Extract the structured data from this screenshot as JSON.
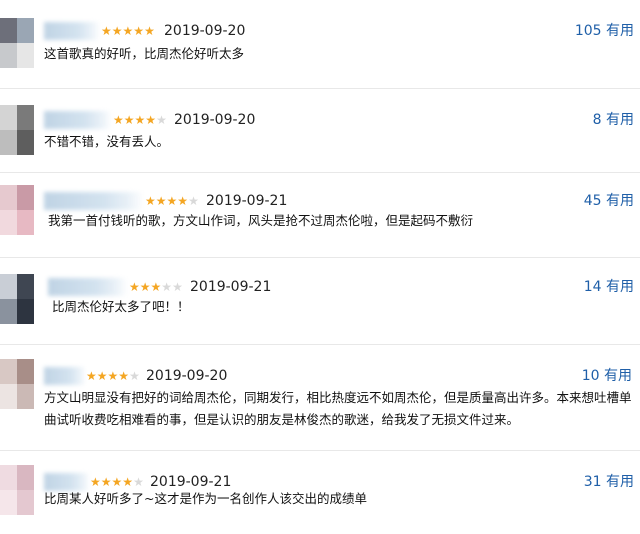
{
  "reviews": [
    {
      "date": "2019-09-20",
      "rating": 5,
      "useful_count": "105",
      "useful_label": "有用",
      "content": "这首歌真的好听，比周杰伦好听太多"
    },
    {
      "date": "2019-09-20",
      "rating": 4,
      "useful_count": "8",
      "useful_label": "有用",
      "content": "不错不错，没有丢人。"
    },
    {
      "date": "2019-09-21",
      "rating": 4,
      "useful_count": "45",
      "useful_label": "有用",
      "content": "我第一首付钱听的歌，方文山作词，风头是抢不过周杰伦啦，但是起码不敷衍"
    },
    {
      "date": "2019-09-21",
      "rating": 3,
      "useful_count": "14",
      "useful_label": "有用",
      "content": "比周杰伦好太多了吧！！"
    },
    {
      "date": "2019-09-20",
      "rating": 4,
      "useful_count": "10",
      "useful_label": "有用",
      "content": "方文山明显没有把好的词给周杰伦，同期发行，相比热度远不如周杰伦，但是质量高出许多。本来想吐槽单曲试听收费吃相难看的事，但是认识的朋友是林俊杰的歌迷，给我发了无损文件过来。"
    },
    {
      "date": "2019-09-21",
      "rating": 4,
      "useful_count": "31",
      "useful_label": "有用",
      "content": "比周某人好听多了~这才是作为一名创作人该交出的成绩单"
    }
  ],
  "colors": {
    "star_on": "#f4a623",
    "star_off": "#d9d9d9",
    "useful": "#1f5fa8",
    "divider": "#e8e8e8"
  }
}
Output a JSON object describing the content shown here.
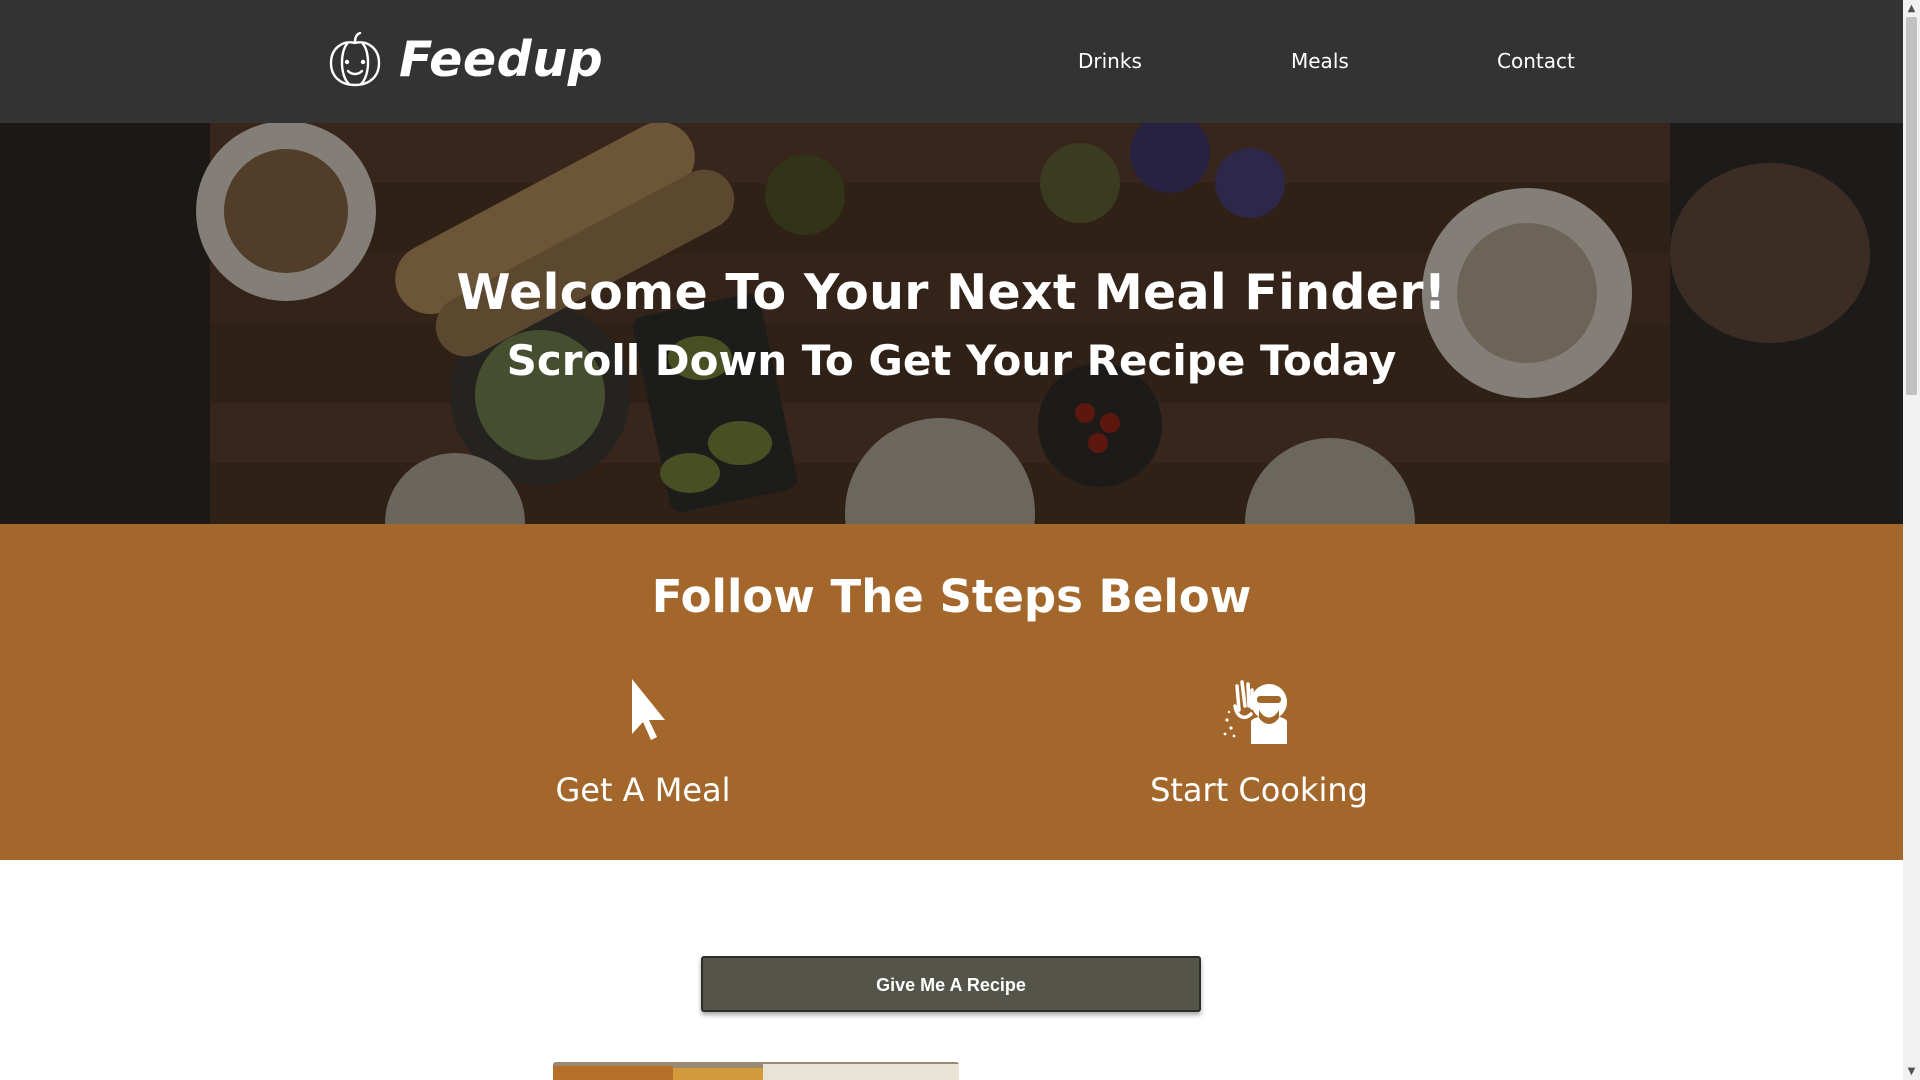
{
  "header": {
    "brand": "Feedup",
    "logo_icon": "pumpkin-icon",
    "nav": [
      {
        "label": "Drinks"
      },
      {
        "label": "Meals"
      },
      {
        "label": "Contact"
      }
    ],
    "background": "#333333"
  },
  "hero": {
    "title": "Welcome To Your Next Meal Finder!",
    "subtitle": "Scroll Down To Get Your Recipe Today"
  },
  "steps": {
    "title": "Follow The Steps Below",
    "background": "#a3672c",
    "items": [
      {
        "label": "Get A Meal",
        "icon": "cursor-pointer-icon"
      },
      {
        "label": "Start Cooking",
        "icon": "chef-kiss-icon"
      }
    ]
  },
  "action": {
    "button_label": "Give Me A Recipe",
    "button_color": "#54544a"
  }
}
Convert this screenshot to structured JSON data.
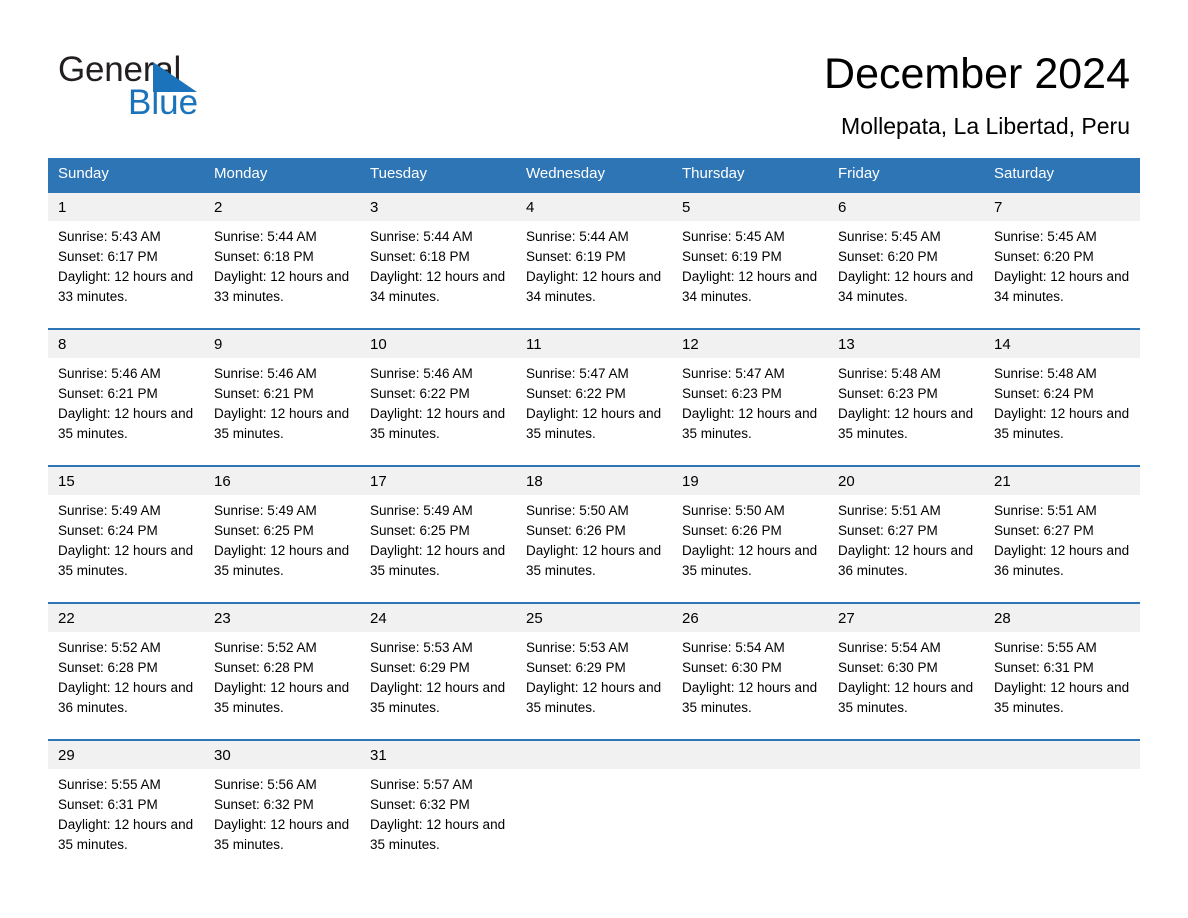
{
  "brand": {
    "name_part1": "General",
    "name_part2": "Blue",
    "triangle_color": "#1b74bb"
  },
  "header": {
    "title": "December 2024",
    "subtitle": "Mollepata, La Libertad, Peru"
  },
  "colors": {
    "header_blue": "#2e75b6",
    "daynum_band": "#f1f1f1",
    "text": "#000000"
  },
  "weekdays": [
    "Sunday",
    "Monday",
    "Tuesday",
    "Wednesday",
    "Thursday",
    "Friday",
    "Saturday"
  ],
  "weeks": [
    {
      "days": [
        {
          "num": "1",
          "sunrise": "Sunrise: 5:43 AM",
          "sunset": "Sunset: 6:17 PM",
          "daylight": "Daylight: 12 hours and 33 minutes."
        },
        {
          "num": "2",
          "sunrise": "Sunrise: 5:44 AM",
          "sunset": "Sunset: 6:18 PM",
          "daylight": "Daylight: 12 hours and 33 minutes."
        },
        {
          "num": "3",
          "sunrise": "Sunrise: 5:44 AM",
          "sunset": "Sunset: 6:18 PM",
          "daylight": "Daylight: 12 hours and 34 minutes."
        },
        {
          "num": "4",
          "sunrise": "Sunrise: 5:44 AM",
          "sunset": "Sunset: 6:19 PM",
          "daylight": "Daylight: 12 hours and 34 minutes."
        },
        {
          "num": "5",
          "sunrise": "Sunrise: 5:45 AM",
          "sunset": "Sunset: 6:19 PM",
          "daylight": "Daylight: 12 hours and 34 minutes."
        },
        {
          "num": "6",
          "sunrise": "Sunrise: 5:45 AM",
          "sunset": "Sunset: 6:20 PM",
          "daylight": "Daylight: 12 hours and 34 minutes."
        },
        {
          "num": "7",
          "sunrise": "Sunrise: 5:45 AM",
          "sunset": "Sunset: 6:20 PM",
          "daylight": "Daylight: 12 hours and 34 minutes."
        }
      ]
    },
    {
      "days": [
        {
          "num": "8",
          "sunrise": "Sunrise: 5:46 AM",
          "sunset": "Sunset: 6:21 PM",
          "daylight": "Daylight: 12 hours and 35 minutes."
        },
        {
          "num": "9",
          "sunrise": "Sunrise: 5:46 AM",
          "sunset": "Sunset: 6:21 PM",
          "daylight": "Daylight: 12 hours and 35 minutes."
        },
        {
          "num": "10",
          "sunrise": "Sunrise: 5:46 AM",
          "sunset": "Sunset: 6:22 PM",
          "daylight": "Daylight: 12 hours and 35 minutes."
        },
        {
          "num": "11",
          "sunrise": "Sunrise: 5:47 AM",
          "sunset": "Sunset: 6:22 PM",
          "daylight": "Daylight: 12 hours and 35 minutes."
        },
        {
          "num": "12",
          "sunrise": "Sunrise: 5:47 AM",
          "sunset": "Sunset: 6:23 PM",
          "daylight": "Daylight: 12 hours and 35 minutes."
        },
        {
          "num": "13",
          "sunrise": "Sunrise: 5:48 AM",
          "sunset": "Sunset: 6:23 PM",
          "daylight": "Daylight: 12 hours and 35 minutes."
        },
        {
          "num": "14",
          "sunrise": "Sunrise: 5:48 AM",
          "sunset": "Sunset: 6:24 PM",
          "daylight": "Daylight: 12 hours and 35 minutes."
        }
      ]
    },
    {
      "days": [
        {
          "num": "15",
          "sunrise": "Sunrise: 5:49 AM",
          "sunset": "Sunset: 6:24 PM",
          "daylight": "Daylight: 12 hours and 35 minutes."
        },
        {
          "num": "16",
          "sunrise": "Sunrise: 5:49 AM",
          "sunset": "Sunset: 6:25 PM",
          "daylight": "Daylight: 12 hours and 35 minutes."
        },
        {
          "num": "17",
          "sunrise": "Sunrise: 5:49 AM",
          "sunset": "Sunset: 6:25 PM",
          "daylight": "Daylight: 12 hours and 35 minutes."
        },
        {
          "num": "18",
          "sunrise": "Sunrise: 5:50 AM",
          "sunset": "Sunset: 6:26 PM",
          "daylight": "Daylight: 12 hours and 35 minutes."
        },
        {
          "num": "19",
          "sunrise": "Sunrise: 5:50 AM",
          "sunset": "Sunset: 6:26 PM",
          "daylight": "Daylight: 12 hours and 35 minutes."
        },
        {
          "num": "20",
          "sunrise": "Sunrise: 5:51 AM",
          "sunset": "Sunset: 6:27 PM",
          "daylight": "Daylight: 12 hours and 36 minutes."
        },
        {
          "num": "21",
          "sunrise": "Sunrise: 5:51 AM",
          "sunset": "Sunset: 6:27 PM",
          "daylight": "Daylight: 12 hours and 36 minutes."
        }
      ]
    },
    {
      "days": [
        {
          "num": "22",
          "sunrise": "Sunrise: 5:52 AM",
          "sunset": "Sunset: 6:28 PM",
          "daylight": "Daylight: 12 hours and 36 minutes."
        },
        {
          "num": "23",
          "sunrise": "Sunrise: 5:52 AM",
          "sunset": "Sunset: 6:28 PM",
          "daylight": "Daylight: 12 hours and 35 minutes."
        },
        {
          "num": "24",
          "sunrise": "Sunrise: 5:53 AM",
          "sunset": "Sunset: 6:29 PM",
          "daylight": "Daylight: 12 hours and 35 minutes."
        },
        {
          "num": "25",
          "sunrise": "Sunrise: 5:53 AM",
          "sunset": "Sunset: 6:29 PM",
          "daylight": "Daylight: 12 hours and 35 minutes."
        },
        {
          "num": "26",
          "sunrise": "Sunrise: 5:54 AM",
          "sunset": "Sunset: 6:30 PM",
          "daylight": "Daylight: 12 hours and 35 minutes."
        },
        {
          "num": "27",
          "sunrise": "Sunrise: 5:54 AM",
          "sunset": "Sunset: 6:30 PM",
          "daylight": "Daylight: 12 hours and 35 minutes."
        },
        {
          "num": "28",
          "sunrise": "Sunrise: 5:55 AM",
          "sunset": "Sunset: 6:31 PM",
          "daylight": "Daylight: 12 hours and 35 minutes."
        }
      ]
    },
    {
      "days": [
        {
          "num": "29",
          "sunrise": "Sunrise: 5:55 AM",
          "sunset": "Sunset: 6:31 PM",
          "daylight": "Daylight: 12 hours and 35 minutes."
        },
        {
          "num": "30",
          "sunrise": "Sunrise: 5:56 AM",
          "sunset": "Sunset: 6:32 PM",
          "daylight": "Daylight: 12 hours and 35 minutes."
        },
        {
          "num": "31",
          "sunrise": "Sunrise: 5:57 AM",
          "sunset": "Sunset: 6:32 PM",
          "daylight": "Daylight: 12 hours and 35 minutes."
        },
        {
          "num": "",
          "sunrise": "",
          "sunset": "",
          "daylight": ""
        },
        {
          "num": "",
          "sunrise": "",
          "sunset": "",
          "daylight": ""
        },
        {
          "num": "",
          "sunrise": "",
          "sunset": "",
          "daylight": ""
        },
        {
          "num": "",
          "sunrise": "",
          "sunset": "",
          "daylight": ""
        }
      ]
    }
  ]
}
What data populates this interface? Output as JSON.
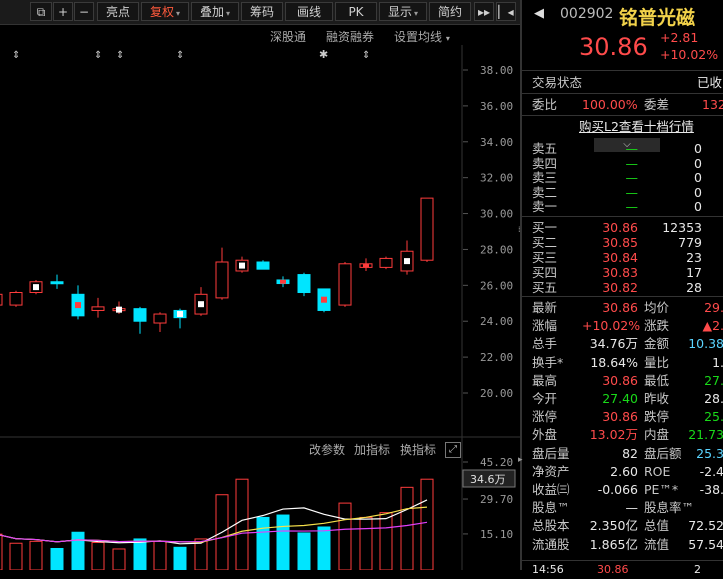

= = = = = = =

**Exercise requirements:**
Take every line above carrying "subtitle" and return it.

**Output for this task:**
    "subtitle": "Scroll Down To Get Your Recipe Today"
    "subtitle": "Mollepata, La Libertad, Peru"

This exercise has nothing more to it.